State the number of lines in the material below that have "from" in them, without any other text.

Data supplied:
-- Start --

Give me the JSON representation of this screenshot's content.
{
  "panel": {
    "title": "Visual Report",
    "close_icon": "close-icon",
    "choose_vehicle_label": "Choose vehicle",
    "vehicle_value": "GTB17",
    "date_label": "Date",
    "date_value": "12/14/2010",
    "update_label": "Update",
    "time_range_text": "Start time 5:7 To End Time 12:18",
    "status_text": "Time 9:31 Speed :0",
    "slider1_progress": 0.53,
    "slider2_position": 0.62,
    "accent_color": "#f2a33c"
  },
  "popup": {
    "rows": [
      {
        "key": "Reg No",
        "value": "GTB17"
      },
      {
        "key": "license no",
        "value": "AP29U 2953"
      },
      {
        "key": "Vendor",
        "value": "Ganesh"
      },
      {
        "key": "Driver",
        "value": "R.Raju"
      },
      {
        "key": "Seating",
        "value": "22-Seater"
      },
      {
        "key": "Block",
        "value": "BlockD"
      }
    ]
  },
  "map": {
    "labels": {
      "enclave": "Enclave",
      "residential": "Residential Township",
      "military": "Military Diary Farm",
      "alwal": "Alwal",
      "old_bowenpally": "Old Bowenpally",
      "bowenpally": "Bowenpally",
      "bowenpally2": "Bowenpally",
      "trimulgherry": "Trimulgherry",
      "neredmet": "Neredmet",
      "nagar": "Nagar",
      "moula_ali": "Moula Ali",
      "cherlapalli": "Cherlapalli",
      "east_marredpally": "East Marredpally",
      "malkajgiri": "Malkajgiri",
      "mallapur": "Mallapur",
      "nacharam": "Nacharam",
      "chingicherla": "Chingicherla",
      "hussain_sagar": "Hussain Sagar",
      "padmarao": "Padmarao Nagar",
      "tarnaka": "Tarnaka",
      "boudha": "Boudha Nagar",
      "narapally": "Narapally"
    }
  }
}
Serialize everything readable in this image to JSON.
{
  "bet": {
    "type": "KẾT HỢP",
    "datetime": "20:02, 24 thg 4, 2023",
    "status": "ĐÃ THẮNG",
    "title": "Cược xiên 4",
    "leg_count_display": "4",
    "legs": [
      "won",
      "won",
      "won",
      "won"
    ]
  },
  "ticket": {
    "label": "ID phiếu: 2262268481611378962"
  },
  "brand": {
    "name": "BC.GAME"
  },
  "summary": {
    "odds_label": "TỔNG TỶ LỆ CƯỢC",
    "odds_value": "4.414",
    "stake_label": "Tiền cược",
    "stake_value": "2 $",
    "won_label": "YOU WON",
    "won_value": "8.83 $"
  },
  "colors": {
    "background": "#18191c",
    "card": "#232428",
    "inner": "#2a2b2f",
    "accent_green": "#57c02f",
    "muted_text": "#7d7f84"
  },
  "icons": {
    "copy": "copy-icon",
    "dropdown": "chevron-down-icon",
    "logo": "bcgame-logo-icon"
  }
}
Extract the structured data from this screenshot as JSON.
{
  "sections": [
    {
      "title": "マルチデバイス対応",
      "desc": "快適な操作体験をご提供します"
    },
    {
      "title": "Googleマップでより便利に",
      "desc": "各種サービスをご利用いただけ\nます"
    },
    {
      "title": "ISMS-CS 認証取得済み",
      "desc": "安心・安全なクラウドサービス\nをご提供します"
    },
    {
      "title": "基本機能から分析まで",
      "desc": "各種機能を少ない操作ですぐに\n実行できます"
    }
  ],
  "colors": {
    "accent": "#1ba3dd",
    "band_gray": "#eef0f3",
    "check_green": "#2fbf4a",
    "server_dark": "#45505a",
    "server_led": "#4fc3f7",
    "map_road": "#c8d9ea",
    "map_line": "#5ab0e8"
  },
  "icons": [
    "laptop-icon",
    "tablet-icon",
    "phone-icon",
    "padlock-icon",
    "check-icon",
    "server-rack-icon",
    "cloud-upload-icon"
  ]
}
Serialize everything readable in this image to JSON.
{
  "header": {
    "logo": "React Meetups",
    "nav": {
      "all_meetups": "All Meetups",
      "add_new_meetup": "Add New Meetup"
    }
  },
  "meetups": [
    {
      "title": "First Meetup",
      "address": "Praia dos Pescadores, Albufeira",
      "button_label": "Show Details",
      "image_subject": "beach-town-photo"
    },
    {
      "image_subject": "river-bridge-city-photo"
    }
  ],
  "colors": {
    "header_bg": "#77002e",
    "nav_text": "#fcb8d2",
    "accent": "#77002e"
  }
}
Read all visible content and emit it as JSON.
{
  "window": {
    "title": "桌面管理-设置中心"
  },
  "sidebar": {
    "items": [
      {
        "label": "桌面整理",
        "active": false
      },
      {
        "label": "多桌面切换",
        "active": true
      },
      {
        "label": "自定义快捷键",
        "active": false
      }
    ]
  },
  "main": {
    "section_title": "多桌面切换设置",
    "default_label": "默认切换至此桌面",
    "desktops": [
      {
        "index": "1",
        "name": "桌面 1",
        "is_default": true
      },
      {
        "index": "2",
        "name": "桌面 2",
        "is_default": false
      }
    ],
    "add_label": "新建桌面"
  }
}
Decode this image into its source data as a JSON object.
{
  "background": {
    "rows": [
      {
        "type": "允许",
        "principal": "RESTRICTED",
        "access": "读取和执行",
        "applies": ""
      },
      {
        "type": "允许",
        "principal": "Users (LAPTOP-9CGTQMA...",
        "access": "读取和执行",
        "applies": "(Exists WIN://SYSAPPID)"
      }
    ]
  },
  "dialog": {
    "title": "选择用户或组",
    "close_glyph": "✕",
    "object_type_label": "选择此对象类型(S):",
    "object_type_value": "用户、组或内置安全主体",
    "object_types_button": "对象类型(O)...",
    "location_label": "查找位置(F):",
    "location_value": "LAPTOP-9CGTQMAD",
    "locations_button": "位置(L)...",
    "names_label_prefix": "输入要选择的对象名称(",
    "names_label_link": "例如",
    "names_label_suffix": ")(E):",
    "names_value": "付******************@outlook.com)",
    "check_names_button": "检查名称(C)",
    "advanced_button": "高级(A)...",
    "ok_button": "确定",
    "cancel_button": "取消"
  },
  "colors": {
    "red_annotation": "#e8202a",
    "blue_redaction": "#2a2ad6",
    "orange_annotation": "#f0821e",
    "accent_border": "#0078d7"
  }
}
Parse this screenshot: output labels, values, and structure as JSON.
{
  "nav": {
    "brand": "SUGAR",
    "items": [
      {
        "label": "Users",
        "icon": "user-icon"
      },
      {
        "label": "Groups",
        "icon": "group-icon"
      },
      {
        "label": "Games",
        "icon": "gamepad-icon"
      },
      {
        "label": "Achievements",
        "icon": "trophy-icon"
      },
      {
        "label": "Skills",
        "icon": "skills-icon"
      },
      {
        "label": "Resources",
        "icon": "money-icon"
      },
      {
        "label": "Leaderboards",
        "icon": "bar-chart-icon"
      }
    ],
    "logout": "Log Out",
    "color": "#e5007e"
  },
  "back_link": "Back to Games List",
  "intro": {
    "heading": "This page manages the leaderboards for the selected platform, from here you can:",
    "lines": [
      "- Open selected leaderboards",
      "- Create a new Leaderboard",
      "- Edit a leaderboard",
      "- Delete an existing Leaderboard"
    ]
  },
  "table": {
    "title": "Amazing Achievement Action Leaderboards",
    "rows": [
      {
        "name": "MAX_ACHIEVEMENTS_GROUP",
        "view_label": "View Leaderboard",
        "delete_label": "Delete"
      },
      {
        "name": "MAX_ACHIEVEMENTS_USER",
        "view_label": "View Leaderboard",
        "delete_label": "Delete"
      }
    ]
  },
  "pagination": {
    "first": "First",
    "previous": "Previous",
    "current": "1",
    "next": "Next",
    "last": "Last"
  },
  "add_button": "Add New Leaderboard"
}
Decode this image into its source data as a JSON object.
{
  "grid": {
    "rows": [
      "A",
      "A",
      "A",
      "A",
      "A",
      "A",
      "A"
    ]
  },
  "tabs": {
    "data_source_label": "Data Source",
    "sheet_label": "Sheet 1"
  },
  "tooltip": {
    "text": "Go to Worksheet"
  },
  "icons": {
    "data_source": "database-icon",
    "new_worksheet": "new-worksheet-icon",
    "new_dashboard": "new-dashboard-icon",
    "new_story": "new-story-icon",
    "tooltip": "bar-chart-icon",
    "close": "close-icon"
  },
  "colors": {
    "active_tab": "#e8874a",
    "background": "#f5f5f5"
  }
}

-- End --

The response:
2